Which lines in the material below contain the word "JSON"? Copy each of them.

(Dataset rows about figures)
════════════════

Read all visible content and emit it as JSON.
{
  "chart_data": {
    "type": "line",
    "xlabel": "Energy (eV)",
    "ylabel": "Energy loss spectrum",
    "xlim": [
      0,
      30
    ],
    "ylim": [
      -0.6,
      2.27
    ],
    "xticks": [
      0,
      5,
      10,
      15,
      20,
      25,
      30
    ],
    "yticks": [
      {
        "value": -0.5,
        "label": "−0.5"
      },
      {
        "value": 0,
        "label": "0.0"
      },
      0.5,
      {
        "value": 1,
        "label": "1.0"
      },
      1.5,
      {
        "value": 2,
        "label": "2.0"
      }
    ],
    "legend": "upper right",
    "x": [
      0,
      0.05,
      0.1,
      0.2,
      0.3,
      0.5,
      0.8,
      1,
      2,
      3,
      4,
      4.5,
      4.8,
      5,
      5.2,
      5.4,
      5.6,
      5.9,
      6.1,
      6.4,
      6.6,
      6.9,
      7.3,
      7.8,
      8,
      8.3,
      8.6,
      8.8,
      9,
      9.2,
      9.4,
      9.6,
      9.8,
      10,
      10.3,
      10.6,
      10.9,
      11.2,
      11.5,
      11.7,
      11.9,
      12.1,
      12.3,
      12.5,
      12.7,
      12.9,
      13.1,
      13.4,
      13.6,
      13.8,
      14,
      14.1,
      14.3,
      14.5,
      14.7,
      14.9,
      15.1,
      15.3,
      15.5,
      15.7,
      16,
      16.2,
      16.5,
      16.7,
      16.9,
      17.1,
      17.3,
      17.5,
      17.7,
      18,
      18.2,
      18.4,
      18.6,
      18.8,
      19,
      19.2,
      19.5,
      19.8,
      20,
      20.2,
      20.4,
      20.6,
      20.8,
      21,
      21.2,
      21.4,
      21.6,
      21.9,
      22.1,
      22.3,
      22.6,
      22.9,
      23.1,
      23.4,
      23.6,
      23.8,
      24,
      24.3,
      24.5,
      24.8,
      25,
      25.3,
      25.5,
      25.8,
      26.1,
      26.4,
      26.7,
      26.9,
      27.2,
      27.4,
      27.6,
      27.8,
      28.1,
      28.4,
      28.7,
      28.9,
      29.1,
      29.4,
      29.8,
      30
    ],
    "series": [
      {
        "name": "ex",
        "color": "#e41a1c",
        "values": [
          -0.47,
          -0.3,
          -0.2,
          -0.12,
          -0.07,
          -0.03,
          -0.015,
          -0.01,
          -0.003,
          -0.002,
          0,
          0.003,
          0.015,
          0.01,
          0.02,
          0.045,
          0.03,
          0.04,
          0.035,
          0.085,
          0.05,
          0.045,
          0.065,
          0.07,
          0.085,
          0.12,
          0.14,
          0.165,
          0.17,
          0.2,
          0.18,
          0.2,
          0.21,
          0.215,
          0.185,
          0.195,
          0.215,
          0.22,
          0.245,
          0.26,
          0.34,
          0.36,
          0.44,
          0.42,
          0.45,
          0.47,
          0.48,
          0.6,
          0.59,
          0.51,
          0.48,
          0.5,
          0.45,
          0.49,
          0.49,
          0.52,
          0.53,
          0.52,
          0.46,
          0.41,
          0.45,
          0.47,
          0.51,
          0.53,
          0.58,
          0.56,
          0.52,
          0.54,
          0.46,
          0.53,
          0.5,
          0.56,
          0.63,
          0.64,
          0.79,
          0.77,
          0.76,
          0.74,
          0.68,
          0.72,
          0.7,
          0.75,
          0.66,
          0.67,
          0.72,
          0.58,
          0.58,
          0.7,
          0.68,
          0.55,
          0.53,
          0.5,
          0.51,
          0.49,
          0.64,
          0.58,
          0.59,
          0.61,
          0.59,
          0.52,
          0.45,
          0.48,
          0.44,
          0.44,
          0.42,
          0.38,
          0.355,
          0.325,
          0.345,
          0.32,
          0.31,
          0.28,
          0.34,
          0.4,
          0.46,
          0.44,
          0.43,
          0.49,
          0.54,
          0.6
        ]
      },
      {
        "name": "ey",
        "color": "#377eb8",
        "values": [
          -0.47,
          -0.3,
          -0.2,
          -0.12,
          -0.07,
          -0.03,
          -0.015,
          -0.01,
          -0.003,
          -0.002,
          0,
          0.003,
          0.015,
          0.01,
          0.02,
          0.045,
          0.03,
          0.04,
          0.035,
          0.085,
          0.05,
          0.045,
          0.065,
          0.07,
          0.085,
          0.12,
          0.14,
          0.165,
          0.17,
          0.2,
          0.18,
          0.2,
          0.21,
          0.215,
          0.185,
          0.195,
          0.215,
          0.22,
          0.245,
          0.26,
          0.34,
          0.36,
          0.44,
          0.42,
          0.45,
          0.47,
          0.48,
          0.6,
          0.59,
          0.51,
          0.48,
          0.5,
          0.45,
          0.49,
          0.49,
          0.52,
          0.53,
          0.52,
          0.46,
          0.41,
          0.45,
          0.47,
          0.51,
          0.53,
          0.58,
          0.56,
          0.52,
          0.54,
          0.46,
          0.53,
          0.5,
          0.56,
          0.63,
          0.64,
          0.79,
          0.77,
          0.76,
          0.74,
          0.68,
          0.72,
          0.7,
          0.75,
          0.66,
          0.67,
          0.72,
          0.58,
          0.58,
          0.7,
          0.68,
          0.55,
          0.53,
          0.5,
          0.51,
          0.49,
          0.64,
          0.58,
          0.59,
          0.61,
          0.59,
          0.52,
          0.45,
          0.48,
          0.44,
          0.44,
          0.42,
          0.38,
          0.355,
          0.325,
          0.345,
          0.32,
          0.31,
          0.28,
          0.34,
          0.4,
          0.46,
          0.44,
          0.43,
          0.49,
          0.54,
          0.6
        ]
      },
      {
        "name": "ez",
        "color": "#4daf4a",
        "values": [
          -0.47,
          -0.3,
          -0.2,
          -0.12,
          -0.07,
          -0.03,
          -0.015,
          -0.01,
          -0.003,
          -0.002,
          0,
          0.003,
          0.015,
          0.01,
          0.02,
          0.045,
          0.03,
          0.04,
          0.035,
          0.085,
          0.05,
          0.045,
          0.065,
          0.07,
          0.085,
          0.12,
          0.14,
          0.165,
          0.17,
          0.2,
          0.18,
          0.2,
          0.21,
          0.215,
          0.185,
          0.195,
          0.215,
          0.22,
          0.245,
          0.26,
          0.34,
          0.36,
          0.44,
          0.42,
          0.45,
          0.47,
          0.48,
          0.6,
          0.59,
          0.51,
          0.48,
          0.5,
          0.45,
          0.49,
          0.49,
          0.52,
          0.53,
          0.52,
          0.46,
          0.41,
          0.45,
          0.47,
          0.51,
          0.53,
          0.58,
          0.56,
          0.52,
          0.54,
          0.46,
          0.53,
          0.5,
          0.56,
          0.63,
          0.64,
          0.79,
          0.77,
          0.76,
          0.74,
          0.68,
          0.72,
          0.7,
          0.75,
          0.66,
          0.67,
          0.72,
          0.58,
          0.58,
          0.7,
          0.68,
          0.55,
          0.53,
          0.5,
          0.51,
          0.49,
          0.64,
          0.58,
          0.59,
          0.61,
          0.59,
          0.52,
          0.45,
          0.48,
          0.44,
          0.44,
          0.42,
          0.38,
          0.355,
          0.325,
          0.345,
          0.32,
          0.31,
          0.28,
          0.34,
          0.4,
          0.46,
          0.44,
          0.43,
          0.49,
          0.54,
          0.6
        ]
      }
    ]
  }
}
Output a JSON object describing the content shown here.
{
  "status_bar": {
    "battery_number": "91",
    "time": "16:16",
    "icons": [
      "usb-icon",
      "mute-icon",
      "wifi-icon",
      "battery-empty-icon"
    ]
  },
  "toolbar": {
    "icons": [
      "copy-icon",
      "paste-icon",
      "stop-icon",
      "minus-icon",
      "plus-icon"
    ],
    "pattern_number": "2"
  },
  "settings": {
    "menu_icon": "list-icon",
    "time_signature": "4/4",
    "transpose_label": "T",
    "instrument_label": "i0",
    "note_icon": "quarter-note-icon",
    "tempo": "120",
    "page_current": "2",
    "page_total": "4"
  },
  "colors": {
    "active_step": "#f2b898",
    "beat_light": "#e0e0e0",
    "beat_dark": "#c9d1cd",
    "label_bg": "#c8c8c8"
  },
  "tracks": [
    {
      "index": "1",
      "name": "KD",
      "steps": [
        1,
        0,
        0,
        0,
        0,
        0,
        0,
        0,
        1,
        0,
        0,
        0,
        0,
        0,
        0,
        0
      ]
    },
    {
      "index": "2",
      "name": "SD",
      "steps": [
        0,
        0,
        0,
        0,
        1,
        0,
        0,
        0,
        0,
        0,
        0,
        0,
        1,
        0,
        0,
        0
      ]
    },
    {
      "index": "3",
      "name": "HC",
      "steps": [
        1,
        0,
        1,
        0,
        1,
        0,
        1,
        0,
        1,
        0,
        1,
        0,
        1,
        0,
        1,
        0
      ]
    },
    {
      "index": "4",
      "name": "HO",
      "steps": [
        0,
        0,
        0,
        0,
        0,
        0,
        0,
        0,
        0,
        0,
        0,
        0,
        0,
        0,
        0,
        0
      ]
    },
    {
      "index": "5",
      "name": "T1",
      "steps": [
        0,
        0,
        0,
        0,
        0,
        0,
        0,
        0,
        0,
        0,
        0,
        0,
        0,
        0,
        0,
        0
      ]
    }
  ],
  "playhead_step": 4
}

════════════════

:: Answer in full ::
Read all visible content and emit it as JSON.
Output a JSON object describing the content shown here.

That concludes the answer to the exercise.